__Short exercise__:
Note each line where "JSON" appears, and copy it.

__Extracted entries__:
▬▬▬▬▬▬
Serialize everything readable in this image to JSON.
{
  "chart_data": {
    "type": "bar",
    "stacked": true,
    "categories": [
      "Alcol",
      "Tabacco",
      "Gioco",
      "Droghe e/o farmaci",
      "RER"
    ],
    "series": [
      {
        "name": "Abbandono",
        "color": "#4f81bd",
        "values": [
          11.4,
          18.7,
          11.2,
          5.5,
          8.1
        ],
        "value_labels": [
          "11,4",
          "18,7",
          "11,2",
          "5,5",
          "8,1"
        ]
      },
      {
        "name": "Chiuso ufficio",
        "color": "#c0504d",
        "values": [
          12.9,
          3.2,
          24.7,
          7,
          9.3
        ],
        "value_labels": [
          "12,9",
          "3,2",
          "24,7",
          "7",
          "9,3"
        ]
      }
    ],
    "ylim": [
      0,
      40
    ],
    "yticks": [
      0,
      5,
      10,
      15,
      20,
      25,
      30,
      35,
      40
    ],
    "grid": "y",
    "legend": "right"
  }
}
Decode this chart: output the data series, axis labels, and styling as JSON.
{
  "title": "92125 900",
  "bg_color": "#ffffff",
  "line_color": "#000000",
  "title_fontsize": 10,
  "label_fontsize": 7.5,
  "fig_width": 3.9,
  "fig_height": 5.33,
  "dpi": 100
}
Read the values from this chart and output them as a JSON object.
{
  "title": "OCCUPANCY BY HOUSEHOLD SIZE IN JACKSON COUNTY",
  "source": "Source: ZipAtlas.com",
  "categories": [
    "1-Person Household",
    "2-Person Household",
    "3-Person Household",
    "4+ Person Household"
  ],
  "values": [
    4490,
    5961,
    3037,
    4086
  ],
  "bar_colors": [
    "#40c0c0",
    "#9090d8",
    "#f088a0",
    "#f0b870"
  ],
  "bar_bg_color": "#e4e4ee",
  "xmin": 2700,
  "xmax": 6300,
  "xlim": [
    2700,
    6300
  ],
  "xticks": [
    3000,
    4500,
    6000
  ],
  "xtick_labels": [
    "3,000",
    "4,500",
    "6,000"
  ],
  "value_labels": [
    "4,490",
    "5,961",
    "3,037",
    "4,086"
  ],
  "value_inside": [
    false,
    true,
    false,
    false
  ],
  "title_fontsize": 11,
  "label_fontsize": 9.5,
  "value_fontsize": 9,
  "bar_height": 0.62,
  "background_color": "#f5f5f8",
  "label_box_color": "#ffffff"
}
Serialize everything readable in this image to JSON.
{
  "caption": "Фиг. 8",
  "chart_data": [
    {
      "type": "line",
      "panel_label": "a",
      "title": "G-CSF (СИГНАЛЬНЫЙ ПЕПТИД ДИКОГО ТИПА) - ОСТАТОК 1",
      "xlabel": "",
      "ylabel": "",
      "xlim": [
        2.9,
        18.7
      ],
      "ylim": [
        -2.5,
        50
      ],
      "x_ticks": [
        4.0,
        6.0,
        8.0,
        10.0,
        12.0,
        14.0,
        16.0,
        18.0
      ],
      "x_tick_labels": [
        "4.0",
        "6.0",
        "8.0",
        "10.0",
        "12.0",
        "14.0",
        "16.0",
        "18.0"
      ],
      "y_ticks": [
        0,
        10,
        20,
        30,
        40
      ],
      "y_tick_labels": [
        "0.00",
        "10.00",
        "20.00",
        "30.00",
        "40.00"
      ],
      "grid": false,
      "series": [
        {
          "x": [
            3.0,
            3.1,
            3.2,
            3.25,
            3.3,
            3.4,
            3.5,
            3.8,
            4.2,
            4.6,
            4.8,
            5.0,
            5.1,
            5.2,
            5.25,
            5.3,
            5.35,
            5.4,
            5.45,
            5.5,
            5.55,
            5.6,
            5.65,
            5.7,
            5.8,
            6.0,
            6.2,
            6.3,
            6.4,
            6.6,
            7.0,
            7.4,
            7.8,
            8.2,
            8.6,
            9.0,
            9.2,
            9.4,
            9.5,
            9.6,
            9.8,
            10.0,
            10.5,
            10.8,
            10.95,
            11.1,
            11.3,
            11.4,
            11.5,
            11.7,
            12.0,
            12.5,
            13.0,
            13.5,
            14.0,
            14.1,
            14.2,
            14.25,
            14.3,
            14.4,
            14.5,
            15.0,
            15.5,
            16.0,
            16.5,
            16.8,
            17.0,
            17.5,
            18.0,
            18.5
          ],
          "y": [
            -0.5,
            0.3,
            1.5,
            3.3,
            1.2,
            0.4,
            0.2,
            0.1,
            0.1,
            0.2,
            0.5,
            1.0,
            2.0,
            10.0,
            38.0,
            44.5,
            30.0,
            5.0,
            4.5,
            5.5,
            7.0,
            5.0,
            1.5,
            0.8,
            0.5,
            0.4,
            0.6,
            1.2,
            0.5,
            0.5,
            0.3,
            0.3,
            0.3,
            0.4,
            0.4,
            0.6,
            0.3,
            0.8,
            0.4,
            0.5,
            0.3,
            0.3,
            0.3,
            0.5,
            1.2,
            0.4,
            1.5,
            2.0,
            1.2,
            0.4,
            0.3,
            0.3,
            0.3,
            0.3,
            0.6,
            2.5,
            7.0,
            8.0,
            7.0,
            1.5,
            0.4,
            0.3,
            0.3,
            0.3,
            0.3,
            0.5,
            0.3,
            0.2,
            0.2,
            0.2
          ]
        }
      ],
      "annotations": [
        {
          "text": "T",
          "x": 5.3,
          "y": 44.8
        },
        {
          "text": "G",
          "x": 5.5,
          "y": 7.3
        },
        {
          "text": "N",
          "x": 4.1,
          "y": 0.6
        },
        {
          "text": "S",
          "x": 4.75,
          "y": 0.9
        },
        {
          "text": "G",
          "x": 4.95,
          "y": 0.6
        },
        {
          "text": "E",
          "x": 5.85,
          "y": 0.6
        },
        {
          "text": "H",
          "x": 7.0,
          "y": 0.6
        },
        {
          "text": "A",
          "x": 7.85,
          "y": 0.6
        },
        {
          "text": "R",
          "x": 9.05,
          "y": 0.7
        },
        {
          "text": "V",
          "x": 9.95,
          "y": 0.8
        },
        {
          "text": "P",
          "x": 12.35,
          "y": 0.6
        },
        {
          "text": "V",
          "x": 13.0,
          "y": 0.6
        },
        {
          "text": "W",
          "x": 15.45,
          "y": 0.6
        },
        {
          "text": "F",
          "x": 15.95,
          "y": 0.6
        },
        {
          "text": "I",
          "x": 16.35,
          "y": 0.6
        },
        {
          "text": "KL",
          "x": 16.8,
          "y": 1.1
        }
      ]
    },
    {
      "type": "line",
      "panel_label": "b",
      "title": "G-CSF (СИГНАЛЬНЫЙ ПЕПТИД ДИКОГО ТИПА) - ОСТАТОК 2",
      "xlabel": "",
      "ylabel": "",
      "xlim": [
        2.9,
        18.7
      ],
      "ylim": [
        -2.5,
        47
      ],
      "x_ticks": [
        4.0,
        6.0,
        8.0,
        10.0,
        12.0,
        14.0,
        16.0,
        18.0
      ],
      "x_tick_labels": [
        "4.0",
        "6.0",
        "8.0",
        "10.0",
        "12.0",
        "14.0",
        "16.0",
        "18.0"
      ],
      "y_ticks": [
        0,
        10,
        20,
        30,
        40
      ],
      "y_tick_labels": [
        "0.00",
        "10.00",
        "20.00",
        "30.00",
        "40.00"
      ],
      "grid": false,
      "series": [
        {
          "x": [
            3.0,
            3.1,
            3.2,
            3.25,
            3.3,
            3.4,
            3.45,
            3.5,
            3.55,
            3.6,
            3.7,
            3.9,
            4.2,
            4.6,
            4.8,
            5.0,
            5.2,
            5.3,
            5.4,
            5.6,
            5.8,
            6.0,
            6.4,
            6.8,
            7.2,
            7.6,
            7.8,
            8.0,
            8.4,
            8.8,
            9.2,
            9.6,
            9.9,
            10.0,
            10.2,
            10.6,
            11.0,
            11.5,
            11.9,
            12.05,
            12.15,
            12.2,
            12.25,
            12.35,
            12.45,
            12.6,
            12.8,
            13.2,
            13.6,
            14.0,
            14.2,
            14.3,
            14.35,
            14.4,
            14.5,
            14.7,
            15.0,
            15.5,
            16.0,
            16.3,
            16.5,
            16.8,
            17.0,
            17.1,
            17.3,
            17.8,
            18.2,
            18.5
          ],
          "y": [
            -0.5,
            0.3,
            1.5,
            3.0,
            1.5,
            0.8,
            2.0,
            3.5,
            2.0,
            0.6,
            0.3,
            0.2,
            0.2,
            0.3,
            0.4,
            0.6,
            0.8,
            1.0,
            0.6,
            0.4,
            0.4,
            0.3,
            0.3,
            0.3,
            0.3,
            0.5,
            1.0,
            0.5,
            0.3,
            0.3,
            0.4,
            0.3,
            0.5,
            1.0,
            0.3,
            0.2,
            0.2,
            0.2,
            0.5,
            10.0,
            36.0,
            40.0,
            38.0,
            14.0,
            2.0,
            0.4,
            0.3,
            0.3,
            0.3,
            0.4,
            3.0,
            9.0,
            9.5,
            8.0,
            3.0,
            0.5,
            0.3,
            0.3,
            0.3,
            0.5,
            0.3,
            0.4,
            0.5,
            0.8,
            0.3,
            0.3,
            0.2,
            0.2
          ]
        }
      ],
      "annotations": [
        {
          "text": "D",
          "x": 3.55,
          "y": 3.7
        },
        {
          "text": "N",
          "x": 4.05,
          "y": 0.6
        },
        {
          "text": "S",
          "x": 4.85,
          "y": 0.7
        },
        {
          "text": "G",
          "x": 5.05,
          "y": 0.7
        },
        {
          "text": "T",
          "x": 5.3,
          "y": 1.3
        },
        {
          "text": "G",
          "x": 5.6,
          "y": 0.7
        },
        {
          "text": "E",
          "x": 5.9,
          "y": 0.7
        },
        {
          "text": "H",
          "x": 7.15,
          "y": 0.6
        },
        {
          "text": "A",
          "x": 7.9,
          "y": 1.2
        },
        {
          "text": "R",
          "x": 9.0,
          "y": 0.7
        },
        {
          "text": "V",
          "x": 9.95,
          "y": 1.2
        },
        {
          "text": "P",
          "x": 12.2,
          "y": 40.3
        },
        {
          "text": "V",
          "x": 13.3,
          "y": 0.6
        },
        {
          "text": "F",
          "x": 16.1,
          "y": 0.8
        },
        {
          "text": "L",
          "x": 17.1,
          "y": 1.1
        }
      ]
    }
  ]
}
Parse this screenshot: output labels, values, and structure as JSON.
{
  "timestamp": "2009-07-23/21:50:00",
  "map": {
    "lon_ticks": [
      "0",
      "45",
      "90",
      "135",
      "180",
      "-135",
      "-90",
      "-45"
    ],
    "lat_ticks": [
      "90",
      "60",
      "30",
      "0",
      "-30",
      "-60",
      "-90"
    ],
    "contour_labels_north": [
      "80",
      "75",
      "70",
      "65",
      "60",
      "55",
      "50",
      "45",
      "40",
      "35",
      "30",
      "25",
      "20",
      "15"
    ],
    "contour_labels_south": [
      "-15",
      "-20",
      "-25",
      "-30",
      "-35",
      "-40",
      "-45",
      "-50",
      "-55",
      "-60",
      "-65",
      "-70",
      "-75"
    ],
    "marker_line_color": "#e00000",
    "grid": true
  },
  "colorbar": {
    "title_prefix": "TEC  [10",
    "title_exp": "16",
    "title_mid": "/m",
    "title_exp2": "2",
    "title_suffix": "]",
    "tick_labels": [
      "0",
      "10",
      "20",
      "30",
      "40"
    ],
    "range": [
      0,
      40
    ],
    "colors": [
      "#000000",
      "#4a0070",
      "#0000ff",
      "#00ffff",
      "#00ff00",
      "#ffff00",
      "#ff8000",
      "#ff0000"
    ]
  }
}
▬▬▬▬▬▬
__Solution__:
Serialize everything readable in this image to JSON.
Decode this chart: output the data series, axis labels, and styling as JSON.
Read the values from this chart and output them as a JSON object.
Serialize everything readable in this image to JSON.
Parse this screenshot: output labels, values, and structure as JSON.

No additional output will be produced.